• [TASK TO COMPLETE]:
Tally up the lines where the string "Lista" appears; reply with the number only.

• [RECORDS FOR THIS TASK]:
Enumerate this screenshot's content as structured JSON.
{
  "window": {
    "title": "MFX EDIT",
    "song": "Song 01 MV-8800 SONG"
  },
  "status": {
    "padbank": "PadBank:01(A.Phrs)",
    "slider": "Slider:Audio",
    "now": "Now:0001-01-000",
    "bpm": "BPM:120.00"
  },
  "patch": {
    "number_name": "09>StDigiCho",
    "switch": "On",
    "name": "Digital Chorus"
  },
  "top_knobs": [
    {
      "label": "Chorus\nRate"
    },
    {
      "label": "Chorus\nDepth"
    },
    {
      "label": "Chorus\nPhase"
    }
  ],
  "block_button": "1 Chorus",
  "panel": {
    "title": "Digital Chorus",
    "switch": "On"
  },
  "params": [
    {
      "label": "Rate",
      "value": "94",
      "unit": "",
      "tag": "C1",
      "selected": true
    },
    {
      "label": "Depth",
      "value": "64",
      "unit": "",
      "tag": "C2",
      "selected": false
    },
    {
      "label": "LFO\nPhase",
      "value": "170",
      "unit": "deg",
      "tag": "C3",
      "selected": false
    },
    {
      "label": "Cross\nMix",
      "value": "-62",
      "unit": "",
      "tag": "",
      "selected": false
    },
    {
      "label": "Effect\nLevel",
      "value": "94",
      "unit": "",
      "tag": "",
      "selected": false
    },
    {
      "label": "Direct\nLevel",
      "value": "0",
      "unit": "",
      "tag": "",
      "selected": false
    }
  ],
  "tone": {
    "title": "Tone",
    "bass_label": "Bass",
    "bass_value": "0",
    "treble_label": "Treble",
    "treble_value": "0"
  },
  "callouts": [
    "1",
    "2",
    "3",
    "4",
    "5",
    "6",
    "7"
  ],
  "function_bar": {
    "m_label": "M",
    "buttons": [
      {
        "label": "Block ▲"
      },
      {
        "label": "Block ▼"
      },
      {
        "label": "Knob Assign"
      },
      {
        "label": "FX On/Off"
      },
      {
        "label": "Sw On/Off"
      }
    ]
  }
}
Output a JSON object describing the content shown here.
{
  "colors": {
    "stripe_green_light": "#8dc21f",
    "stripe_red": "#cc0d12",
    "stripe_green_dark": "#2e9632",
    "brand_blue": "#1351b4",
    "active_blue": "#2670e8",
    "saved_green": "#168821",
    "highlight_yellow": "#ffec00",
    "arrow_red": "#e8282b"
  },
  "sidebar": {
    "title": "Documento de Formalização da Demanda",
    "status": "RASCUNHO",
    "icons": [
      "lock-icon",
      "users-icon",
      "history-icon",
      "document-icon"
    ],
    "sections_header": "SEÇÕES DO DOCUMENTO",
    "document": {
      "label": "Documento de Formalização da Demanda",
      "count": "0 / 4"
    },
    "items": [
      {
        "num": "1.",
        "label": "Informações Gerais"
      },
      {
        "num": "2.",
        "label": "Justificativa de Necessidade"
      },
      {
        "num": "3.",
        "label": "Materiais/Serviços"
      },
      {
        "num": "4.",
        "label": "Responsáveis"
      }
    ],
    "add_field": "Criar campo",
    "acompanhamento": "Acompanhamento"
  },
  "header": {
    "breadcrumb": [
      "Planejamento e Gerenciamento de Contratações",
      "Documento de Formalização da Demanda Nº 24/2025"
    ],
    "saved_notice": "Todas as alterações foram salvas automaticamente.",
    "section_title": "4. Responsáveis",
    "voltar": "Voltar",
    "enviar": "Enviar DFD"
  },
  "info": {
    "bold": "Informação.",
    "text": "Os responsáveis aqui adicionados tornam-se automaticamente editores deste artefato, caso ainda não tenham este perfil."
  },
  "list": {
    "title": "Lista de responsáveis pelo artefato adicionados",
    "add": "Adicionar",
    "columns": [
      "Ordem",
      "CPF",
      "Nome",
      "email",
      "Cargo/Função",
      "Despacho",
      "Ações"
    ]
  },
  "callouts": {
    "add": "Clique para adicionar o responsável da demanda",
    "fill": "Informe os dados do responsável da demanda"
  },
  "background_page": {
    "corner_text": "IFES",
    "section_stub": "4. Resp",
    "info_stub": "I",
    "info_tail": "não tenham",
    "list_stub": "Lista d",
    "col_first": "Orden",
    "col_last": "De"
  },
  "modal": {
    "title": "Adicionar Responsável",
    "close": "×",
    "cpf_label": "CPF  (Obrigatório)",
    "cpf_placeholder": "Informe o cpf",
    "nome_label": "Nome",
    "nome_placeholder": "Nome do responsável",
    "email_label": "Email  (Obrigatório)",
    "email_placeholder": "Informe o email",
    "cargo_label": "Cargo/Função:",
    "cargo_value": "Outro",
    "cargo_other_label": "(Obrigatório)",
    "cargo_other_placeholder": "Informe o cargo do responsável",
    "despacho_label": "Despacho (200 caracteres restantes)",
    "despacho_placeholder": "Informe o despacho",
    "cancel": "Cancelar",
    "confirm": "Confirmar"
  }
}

• [ANSWER]:
2